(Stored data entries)
──────
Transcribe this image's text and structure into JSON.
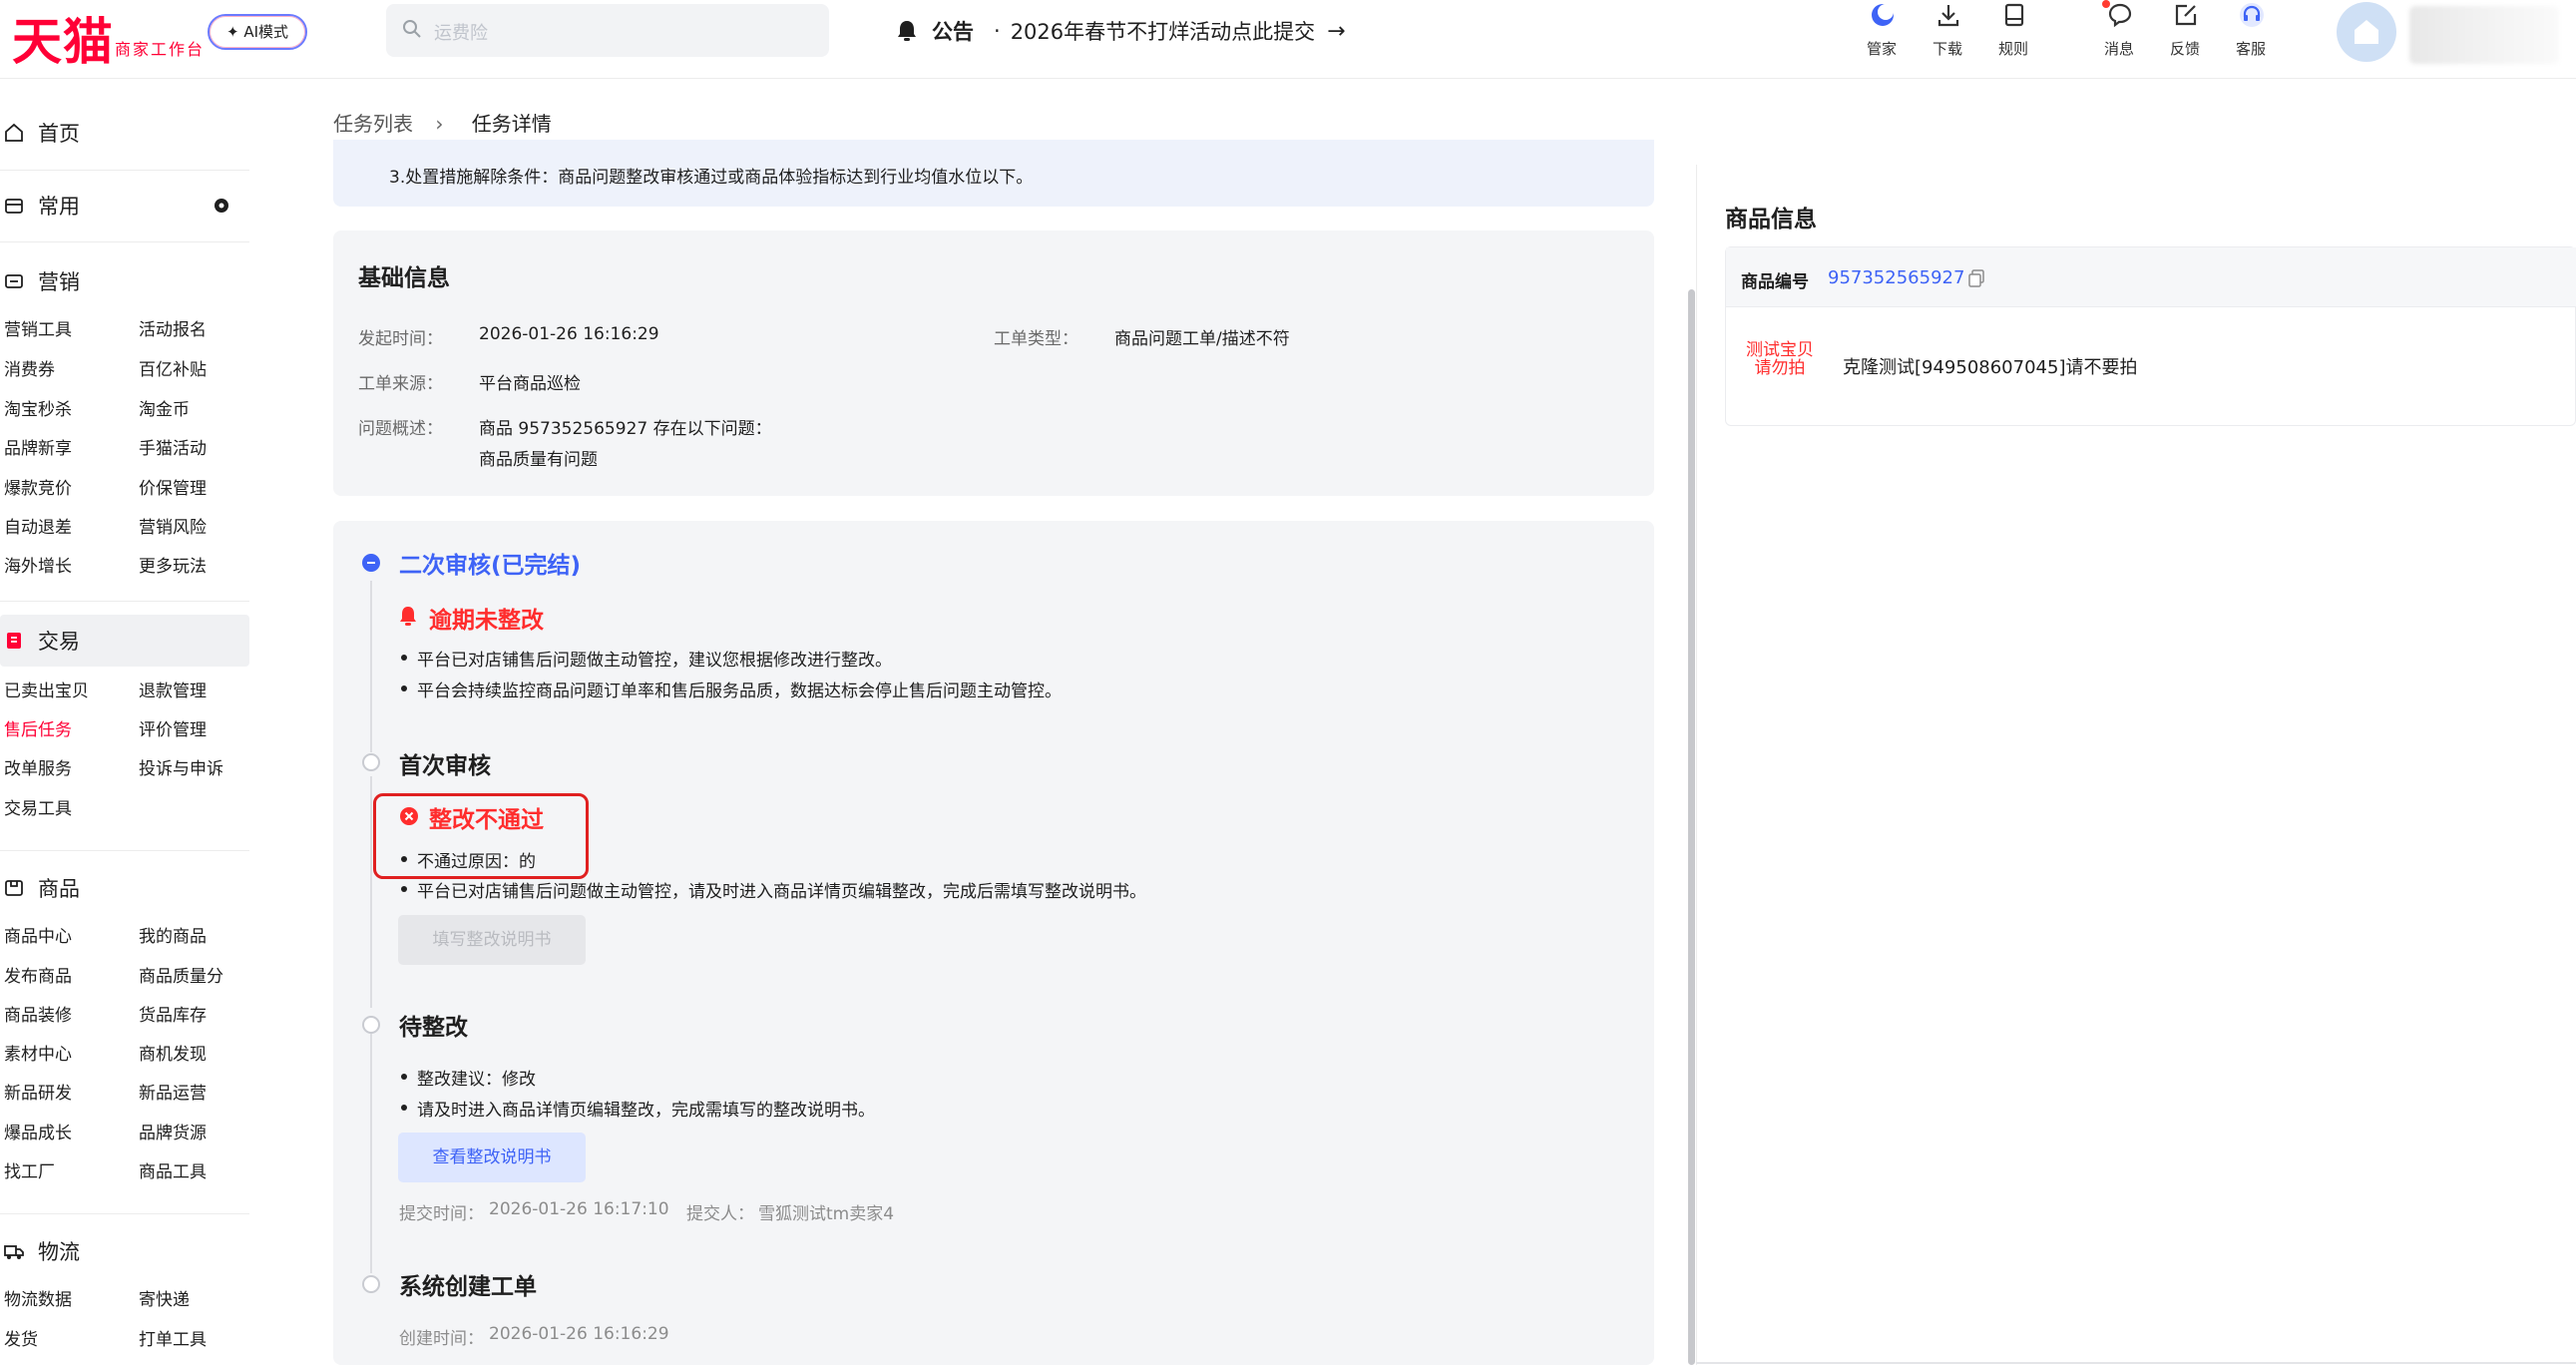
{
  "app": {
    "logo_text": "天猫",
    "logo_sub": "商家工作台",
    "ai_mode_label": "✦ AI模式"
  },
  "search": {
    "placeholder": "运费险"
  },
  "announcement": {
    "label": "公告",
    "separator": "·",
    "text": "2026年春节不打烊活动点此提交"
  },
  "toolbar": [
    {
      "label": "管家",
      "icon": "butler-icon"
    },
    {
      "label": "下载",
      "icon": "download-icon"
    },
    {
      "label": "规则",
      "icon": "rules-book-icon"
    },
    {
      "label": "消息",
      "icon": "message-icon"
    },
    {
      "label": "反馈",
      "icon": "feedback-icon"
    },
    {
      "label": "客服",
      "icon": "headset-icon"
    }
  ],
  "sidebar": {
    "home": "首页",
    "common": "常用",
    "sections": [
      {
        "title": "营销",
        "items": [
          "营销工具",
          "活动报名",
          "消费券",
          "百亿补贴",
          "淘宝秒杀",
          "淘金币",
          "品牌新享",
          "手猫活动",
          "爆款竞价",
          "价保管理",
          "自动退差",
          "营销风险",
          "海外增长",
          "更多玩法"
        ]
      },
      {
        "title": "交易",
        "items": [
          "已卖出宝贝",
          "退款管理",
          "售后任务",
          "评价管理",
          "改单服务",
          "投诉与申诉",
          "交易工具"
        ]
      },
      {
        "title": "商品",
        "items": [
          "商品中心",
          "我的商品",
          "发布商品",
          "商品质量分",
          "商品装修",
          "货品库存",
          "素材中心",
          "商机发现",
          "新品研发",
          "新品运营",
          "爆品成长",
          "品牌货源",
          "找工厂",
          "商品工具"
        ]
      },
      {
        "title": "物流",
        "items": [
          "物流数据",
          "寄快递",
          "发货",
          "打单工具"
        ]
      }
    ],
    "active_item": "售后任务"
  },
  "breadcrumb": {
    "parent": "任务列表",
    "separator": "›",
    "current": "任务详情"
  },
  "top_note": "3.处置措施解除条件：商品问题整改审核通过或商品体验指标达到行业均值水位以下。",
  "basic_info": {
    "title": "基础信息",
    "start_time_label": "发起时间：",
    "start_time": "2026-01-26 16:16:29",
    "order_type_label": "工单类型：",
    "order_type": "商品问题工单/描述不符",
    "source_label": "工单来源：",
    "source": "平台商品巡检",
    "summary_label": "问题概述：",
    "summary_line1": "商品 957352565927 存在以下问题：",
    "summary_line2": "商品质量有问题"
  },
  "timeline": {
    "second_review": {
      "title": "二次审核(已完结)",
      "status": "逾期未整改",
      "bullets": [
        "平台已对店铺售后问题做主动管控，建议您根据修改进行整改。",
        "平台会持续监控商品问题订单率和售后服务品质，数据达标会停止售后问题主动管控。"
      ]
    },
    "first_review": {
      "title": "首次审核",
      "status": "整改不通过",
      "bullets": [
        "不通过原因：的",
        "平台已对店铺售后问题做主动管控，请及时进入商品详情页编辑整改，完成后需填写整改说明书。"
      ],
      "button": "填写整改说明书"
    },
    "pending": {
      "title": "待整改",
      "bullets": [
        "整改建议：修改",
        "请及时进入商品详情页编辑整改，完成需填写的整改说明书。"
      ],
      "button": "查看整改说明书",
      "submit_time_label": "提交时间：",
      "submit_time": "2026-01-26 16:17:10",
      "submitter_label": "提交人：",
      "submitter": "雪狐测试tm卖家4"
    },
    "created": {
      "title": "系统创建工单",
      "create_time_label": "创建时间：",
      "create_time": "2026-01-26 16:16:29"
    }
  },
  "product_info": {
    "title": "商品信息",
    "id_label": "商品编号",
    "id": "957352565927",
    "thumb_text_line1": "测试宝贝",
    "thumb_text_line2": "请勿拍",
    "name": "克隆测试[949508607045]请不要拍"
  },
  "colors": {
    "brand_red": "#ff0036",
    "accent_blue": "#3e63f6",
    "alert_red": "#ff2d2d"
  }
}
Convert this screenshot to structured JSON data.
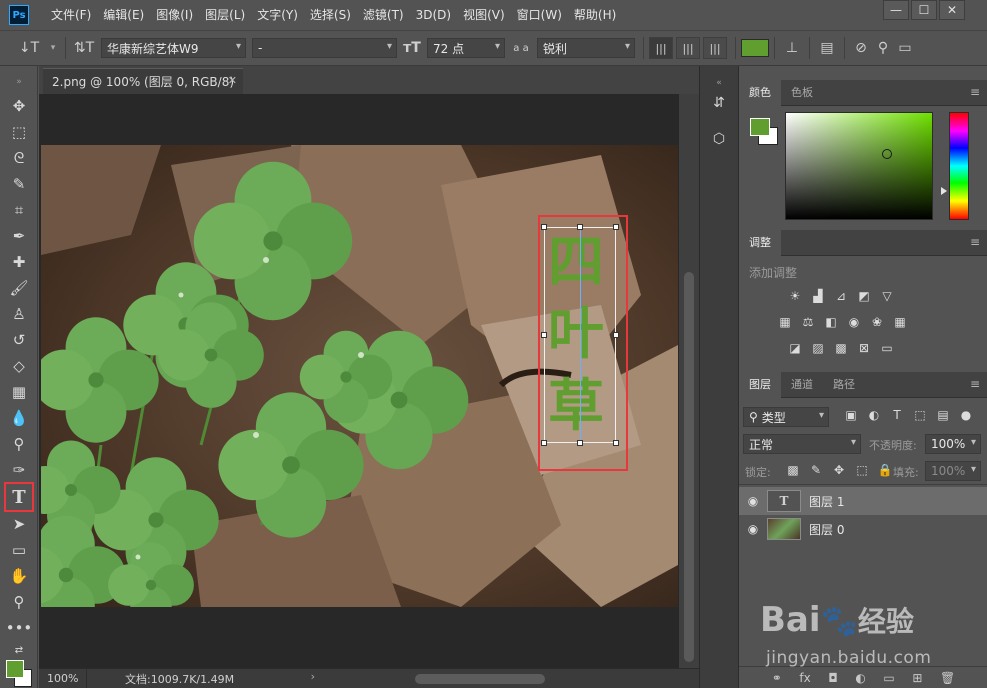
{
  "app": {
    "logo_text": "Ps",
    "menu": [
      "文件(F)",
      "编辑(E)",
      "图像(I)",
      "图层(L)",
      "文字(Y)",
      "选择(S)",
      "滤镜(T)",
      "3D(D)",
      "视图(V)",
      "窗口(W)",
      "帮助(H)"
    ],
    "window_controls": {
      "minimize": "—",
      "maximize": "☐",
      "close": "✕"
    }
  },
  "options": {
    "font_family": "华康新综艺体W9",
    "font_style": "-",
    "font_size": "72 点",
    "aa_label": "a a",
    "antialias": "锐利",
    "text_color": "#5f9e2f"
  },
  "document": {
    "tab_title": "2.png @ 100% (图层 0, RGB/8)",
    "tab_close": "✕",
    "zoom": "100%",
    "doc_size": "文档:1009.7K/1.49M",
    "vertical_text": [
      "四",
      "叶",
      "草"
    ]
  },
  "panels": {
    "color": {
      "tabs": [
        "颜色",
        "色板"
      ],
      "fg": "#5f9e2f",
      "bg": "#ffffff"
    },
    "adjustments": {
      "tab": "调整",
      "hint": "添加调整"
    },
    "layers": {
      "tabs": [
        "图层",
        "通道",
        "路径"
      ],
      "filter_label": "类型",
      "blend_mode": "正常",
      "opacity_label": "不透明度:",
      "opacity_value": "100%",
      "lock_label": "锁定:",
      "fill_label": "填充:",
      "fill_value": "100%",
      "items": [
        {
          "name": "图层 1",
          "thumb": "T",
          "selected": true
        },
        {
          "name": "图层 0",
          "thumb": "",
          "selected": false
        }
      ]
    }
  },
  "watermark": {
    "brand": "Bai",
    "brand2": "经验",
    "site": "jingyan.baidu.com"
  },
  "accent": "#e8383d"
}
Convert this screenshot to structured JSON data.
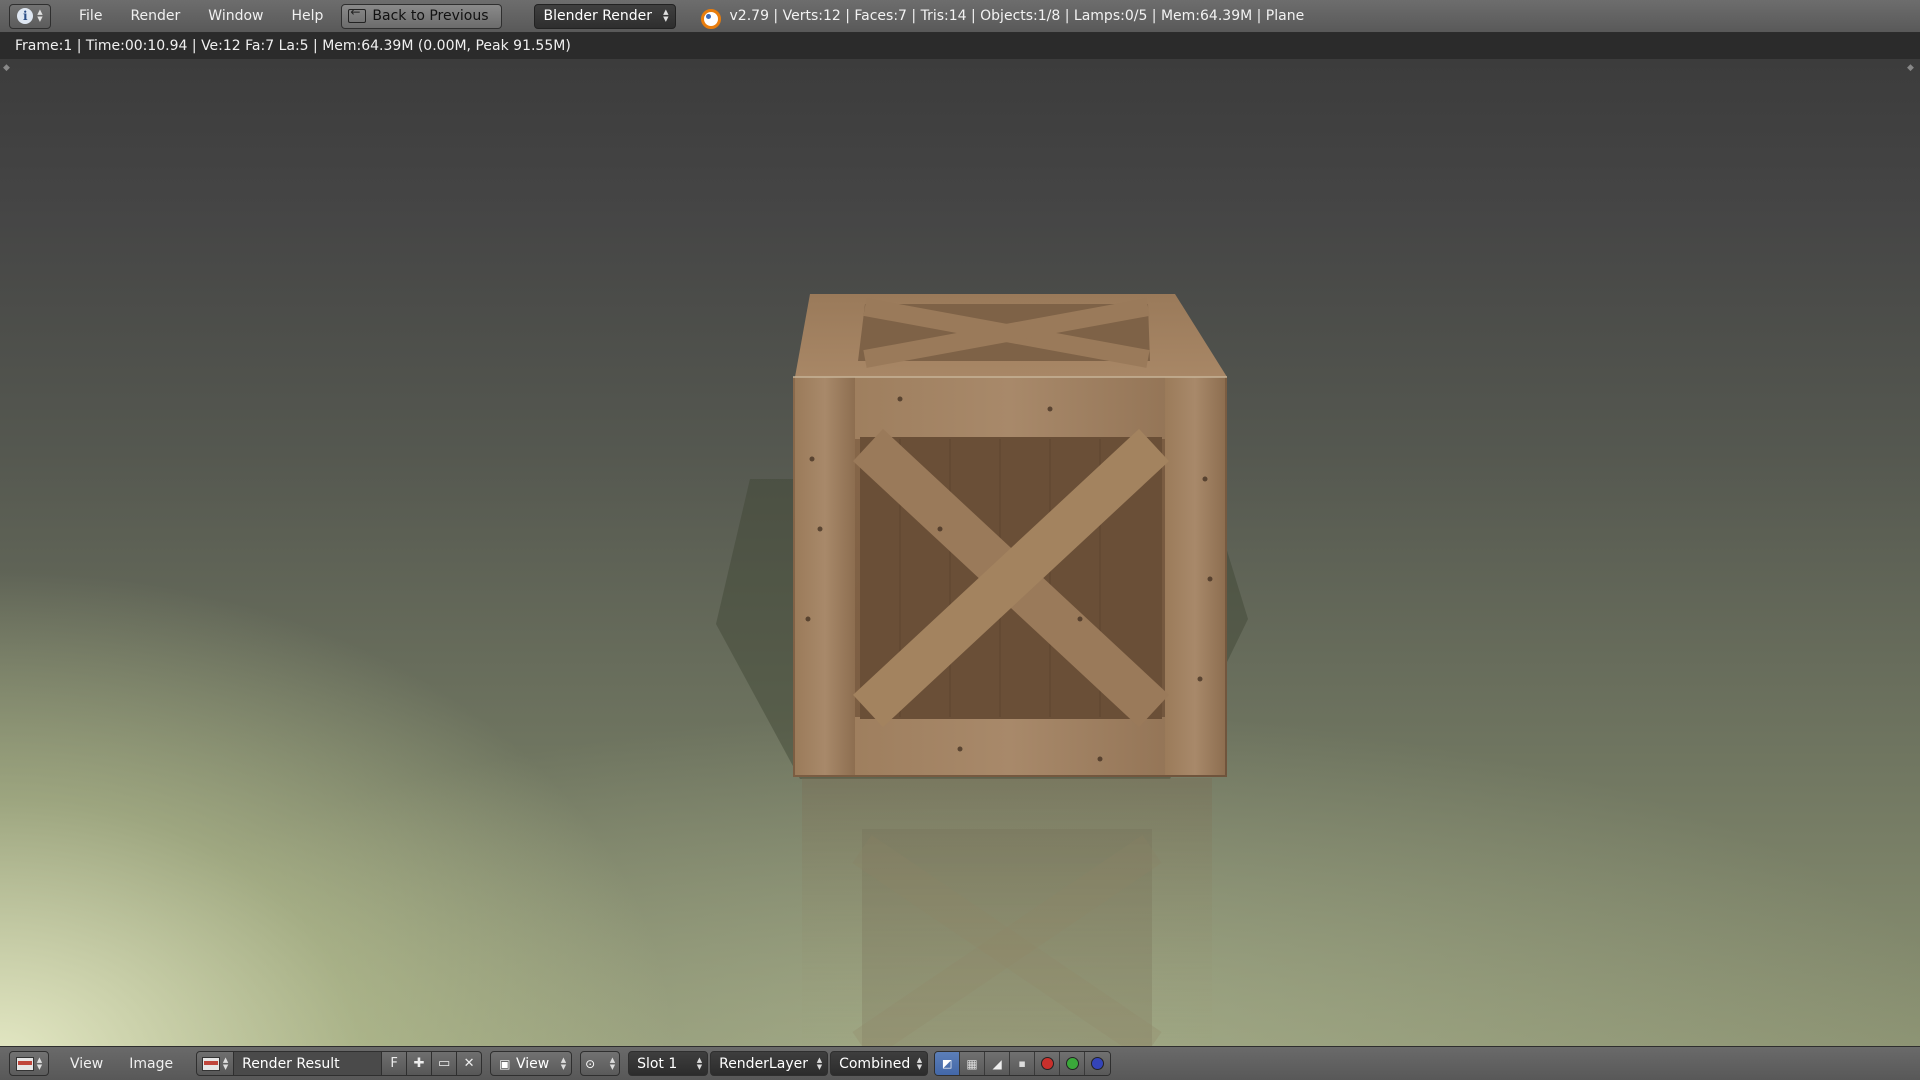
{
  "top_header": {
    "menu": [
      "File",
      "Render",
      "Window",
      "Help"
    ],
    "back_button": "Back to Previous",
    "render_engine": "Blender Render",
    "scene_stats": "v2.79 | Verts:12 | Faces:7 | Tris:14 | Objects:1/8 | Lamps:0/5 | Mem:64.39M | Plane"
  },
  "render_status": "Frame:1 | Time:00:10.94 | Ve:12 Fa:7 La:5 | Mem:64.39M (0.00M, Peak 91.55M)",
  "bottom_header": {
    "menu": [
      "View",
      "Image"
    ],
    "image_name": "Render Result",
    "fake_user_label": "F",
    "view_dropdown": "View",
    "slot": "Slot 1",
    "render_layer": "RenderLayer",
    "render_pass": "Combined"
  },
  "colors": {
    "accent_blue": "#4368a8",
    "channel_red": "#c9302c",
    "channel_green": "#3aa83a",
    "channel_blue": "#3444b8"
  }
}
──────
Instruction:
Extract all lines from the material above that include the word "icon".

Complete answer:
      "icon": "butler-icon"
      "icon": "download-icon"
      "icon": "rules-book-icon"
      "icon": "message-icon"
      "icon": "feedback-icon"
      "icon": "headset-icon"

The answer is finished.